**Exercise:**
Lines that contain the string "представленных" are to be copied; leave out all others.

+++++

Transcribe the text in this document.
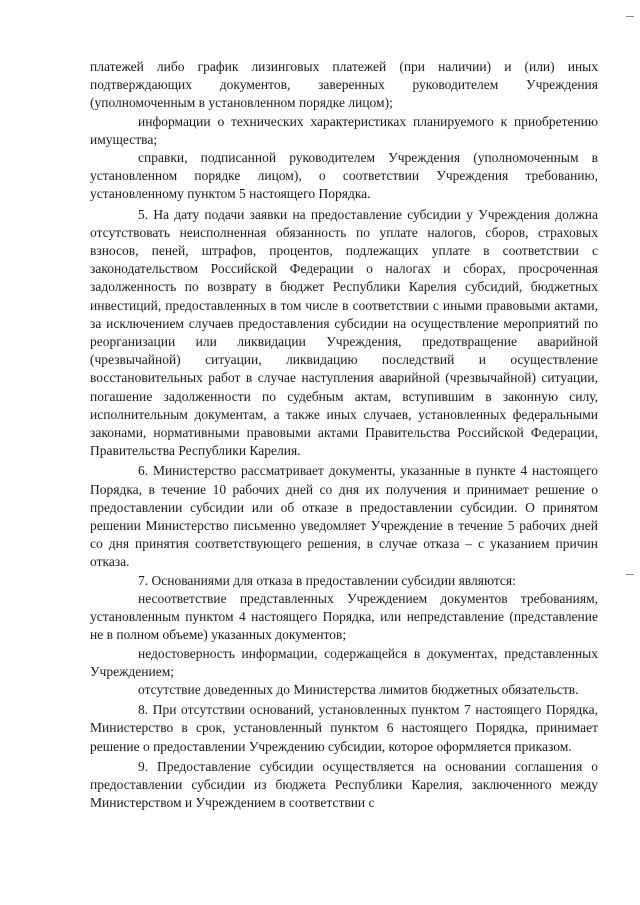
платежей либо график лизинговых платежей (при наличии) и (или) иных подтверждающих документов, заверенных руководителем Учреждения (уполномоченным в установленном порядке лицом);

информации о технических характеристиках планируемого к приобретению имущества;

справки, подписанной руководителем Учреждения (уполномоченным в установленном порядке лицом), о соответствии Учреждения требованию, установленному пунктом 5 настоящего Порядка.

5. На дату подачи заявки на предоставление субсидии у Учреждения должна отсутствовать неисполненная обязанность по уплате налогов, сборов, страховых взносов, пеней, штрафов, процентов, подлежащих уплате в соответствии с законодательством Российской Федерации о налогах и сборах, просроченная задолженность по возврату в бюджет Республики Карелия субсидий, бюджетных инвестиций, предоставленных в том числе в соответствии с иными правовыми актами, за исключением случаев предоставления субсидии на осуществление мероприятий по реорганизации или ликвидации Учреждения, предотвращение аварийной (чрезвычайной) ситуации, ликвидацию последствий и осуществление восстановительных работ в случае наступления аварийной (чрезвычайной) ситуации, погашение задолженности по судебным актам, вступившим в законную силу, исполнительным документам, а также иных случаев, установленных федеральными законами, нормативными правовыми актами Правительства Российской Федерации, Правительства Республики Карелия.

6. Министерство рассматривает документы, указанные в пункте 4 настоящего Порядка, в течение 10 рабочих дней со дня их получения и принимает решение о предоставлении субсидии или об отказе в предоставлении субсидии. О принятом решении Министерство письменно уведомляет Учреждение в течение 5 рабочих дней со дня принятия соответствующего решения, в случае отказа – с указанием причин отказа.

7. Основаниями для отказа в предоставлении субсидии являются:

несоответствие представленных Учреждением документов требованиям, установленным пунктом 4 настоящего Порядка, или непредставление (представление не в полном объеме) указанных документов;

недостоверность информации, содержащейся в документах, представленных Учреждением;

отсутствие доведенных до Министерства лимитов бюджетных обязательств.

8. При отсутствии оснований, установленных пунктом 7 настоящего Порядка, Министерство в срок, установленный пунктом 6 настоящего Порядка, принимает решение о предоставлении Учреждению субсидии, которое оформляется приказом.

9. Предоставление субсидии осуществляется на основании соглашения о предоставлении субсидии из бюджета Республики Карелия, заключенного между Министерством и Учреждением в соответствии с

+++++

**Problem solution:**
несоответствие представленных Учреждением документов требованиям, установленным пунктом 4 настоящего Порядка, или непредставление (представление не в полном объеме) указанных документов;
недостоверность информации, содержащейся в документах, представленных Учреждением;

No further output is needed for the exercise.